→ **Given exercise**
Count the lines of the records that contain the string "tddb", treating uppercase and lowercase as different, and give only that number.

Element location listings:
================================

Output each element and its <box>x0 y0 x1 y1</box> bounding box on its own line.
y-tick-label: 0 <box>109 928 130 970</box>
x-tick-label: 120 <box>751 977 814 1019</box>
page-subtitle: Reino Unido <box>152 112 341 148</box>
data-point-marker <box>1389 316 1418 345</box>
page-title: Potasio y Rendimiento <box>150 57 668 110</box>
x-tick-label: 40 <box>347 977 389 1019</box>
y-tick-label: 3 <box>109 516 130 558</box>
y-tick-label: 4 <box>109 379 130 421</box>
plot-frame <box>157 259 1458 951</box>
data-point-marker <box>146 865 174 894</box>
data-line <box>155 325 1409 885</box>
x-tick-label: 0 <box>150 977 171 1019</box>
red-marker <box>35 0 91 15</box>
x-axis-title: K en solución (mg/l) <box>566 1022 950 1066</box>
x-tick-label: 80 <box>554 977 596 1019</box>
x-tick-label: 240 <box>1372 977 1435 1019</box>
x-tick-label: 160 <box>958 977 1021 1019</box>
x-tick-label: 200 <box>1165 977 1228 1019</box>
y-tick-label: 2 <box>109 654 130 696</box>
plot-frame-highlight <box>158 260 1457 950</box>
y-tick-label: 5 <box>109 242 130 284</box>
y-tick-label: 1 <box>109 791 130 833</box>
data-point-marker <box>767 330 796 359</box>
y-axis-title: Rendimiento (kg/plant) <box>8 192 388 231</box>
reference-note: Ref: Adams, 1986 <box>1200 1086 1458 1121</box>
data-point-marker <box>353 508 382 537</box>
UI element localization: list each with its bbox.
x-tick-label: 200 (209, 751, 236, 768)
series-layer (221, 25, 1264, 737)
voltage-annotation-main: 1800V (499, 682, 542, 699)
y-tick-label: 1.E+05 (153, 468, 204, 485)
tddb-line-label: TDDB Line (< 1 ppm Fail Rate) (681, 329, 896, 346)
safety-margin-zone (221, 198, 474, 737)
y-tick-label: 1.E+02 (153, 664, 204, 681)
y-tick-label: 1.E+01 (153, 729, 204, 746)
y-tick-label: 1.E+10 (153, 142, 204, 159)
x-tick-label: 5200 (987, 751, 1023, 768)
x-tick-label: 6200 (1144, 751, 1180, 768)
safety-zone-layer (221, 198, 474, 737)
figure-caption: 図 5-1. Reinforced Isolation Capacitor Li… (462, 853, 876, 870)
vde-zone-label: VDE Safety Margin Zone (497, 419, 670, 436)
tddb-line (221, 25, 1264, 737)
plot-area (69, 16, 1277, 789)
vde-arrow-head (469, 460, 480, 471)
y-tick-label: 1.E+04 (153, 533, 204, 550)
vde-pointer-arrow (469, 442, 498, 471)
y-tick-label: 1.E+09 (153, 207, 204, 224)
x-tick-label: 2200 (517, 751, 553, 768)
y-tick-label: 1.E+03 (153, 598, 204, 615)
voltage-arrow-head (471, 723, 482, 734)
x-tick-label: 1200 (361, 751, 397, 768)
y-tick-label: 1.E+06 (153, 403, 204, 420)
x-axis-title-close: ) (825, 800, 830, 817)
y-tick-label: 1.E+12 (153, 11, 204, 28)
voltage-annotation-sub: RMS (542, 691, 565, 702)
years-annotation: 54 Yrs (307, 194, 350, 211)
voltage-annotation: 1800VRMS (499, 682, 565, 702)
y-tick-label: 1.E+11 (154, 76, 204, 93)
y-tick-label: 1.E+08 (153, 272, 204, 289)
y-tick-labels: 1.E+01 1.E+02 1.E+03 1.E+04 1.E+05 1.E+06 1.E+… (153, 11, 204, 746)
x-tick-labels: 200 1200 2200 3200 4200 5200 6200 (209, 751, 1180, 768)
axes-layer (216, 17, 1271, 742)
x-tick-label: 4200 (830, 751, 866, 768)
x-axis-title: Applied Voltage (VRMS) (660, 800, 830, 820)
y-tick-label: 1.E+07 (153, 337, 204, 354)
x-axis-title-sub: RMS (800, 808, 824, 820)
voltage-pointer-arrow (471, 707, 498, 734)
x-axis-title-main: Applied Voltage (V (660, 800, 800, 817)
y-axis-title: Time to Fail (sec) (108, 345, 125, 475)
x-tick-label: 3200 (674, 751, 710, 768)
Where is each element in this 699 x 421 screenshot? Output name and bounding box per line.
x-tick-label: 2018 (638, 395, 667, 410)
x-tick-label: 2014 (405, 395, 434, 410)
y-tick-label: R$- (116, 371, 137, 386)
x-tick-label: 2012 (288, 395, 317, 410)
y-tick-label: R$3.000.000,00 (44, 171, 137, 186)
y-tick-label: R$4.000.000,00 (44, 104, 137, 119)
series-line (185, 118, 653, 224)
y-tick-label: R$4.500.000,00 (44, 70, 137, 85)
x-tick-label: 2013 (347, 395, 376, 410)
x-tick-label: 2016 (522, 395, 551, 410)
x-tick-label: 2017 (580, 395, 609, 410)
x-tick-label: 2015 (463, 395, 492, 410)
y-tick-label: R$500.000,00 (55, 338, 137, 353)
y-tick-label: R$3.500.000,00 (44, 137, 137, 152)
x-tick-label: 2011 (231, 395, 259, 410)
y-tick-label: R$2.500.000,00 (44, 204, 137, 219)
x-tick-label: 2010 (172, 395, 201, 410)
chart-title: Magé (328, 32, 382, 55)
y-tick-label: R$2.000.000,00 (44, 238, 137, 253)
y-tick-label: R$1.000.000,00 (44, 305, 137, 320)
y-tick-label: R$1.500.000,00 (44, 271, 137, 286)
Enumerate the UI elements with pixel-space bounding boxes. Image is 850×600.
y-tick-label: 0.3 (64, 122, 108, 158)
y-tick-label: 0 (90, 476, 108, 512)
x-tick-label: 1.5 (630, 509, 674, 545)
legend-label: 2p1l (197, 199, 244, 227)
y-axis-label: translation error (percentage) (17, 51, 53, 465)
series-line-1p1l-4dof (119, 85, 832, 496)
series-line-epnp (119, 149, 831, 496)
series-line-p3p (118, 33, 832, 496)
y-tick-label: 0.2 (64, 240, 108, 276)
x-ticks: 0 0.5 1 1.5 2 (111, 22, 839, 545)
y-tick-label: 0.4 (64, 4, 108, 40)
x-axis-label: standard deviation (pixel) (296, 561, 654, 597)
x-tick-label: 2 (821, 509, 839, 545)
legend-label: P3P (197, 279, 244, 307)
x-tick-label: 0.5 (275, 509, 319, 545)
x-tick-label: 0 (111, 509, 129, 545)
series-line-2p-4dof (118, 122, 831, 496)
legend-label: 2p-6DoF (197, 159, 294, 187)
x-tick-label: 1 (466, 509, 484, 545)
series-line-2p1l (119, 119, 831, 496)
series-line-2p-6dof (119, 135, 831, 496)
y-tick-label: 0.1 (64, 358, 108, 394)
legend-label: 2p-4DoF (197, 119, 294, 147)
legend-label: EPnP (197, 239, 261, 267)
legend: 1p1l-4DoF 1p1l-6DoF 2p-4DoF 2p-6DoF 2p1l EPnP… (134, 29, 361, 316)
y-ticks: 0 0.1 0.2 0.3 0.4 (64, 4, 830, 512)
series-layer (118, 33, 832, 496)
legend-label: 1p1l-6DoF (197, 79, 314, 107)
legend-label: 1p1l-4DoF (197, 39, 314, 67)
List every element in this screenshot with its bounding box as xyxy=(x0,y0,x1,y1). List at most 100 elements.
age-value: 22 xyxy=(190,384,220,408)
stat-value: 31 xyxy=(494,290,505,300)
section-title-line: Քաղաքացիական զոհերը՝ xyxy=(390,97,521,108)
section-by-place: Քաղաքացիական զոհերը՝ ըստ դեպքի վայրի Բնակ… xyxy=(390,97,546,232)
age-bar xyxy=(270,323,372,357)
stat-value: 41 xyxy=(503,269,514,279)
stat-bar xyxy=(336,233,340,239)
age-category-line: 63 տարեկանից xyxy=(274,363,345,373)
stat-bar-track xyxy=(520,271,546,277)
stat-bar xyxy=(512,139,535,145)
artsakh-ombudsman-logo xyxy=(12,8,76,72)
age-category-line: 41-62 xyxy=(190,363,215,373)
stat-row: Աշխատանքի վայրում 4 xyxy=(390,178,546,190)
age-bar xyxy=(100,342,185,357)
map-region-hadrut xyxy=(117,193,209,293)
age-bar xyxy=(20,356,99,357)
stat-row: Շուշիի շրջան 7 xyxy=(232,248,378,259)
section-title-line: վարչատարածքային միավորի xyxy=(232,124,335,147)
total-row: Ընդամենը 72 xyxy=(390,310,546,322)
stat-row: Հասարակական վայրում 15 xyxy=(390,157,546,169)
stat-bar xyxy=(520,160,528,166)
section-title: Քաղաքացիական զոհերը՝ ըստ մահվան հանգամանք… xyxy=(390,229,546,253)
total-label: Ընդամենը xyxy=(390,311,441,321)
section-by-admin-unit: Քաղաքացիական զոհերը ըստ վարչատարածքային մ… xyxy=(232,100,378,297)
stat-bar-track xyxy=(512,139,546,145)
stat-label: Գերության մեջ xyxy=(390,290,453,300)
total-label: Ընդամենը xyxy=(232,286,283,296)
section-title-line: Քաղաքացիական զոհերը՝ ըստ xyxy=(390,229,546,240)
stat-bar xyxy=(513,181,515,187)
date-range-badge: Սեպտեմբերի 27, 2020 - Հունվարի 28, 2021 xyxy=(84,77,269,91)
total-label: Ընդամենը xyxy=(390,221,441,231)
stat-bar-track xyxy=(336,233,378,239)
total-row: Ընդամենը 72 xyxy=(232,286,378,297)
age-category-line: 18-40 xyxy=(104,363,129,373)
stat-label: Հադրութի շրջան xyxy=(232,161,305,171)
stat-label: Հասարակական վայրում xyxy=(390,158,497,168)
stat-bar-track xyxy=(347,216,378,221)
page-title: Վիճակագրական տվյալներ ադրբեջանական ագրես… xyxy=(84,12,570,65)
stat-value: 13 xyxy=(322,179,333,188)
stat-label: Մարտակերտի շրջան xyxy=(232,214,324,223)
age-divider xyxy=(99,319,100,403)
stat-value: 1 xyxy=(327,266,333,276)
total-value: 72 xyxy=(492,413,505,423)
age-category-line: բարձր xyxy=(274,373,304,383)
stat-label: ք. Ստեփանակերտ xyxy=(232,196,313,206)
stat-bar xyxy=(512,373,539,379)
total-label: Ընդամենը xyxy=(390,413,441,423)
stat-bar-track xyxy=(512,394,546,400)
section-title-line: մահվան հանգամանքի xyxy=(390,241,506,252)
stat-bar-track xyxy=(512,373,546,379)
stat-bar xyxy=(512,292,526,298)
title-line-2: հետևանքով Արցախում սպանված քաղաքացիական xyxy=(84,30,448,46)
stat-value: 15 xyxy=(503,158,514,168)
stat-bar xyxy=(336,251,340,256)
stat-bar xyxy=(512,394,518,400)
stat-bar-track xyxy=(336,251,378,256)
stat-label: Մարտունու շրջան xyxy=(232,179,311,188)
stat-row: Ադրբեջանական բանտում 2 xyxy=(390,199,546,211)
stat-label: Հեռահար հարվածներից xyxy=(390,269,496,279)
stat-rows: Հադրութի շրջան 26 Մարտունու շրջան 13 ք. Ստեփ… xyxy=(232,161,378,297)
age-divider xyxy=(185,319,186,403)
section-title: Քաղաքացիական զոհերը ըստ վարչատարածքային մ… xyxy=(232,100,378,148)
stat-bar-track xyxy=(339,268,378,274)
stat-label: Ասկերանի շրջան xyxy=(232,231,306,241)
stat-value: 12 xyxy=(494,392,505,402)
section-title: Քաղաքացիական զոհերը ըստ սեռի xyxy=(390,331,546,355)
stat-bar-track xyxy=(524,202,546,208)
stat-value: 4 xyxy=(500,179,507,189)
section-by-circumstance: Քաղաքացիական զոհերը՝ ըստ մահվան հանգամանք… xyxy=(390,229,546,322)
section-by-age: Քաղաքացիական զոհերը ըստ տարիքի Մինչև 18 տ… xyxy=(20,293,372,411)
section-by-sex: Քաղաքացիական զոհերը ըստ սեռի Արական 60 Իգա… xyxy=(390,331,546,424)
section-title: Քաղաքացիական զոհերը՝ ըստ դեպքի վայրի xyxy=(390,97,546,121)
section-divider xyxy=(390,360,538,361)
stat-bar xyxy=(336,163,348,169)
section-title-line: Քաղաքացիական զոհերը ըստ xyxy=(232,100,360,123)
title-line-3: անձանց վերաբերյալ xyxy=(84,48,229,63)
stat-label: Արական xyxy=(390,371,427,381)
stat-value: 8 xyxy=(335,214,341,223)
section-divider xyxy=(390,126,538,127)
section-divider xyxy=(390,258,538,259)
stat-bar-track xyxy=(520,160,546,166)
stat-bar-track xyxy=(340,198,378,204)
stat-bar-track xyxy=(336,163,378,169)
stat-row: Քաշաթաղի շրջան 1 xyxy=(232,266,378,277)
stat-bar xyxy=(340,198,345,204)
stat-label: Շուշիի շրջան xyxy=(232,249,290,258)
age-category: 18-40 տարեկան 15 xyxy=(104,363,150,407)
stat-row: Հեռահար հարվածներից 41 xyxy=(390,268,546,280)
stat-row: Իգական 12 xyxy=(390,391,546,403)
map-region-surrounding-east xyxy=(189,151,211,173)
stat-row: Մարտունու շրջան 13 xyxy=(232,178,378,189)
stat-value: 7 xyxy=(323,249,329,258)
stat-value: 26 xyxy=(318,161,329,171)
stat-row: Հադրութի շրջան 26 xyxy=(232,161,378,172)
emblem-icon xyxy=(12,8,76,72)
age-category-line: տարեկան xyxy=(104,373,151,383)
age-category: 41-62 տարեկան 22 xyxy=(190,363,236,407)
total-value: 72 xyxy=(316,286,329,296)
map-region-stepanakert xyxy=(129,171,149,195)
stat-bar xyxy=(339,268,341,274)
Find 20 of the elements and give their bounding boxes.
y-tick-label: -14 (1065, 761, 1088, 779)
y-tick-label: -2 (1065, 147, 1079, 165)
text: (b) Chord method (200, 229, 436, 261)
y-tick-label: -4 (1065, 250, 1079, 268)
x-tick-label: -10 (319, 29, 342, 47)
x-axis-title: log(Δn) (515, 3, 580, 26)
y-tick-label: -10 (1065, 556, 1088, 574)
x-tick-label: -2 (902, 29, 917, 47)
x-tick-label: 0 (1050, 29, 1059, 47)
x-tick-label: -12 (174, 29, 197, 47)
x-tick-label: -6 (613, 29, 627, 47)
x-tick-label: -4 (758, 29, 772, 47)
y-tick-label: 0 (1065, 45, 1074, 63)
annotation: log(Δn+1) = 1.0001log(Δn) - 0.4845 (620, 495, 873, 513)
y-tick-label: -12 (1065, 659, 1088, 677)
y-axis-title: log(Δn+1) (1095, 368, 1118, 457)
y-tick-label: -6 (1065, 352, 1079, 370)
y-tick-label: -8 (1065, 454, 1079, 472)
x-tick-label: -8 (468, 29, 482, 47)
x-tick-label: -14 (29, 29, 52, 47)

================================

→ **Solved problem**
2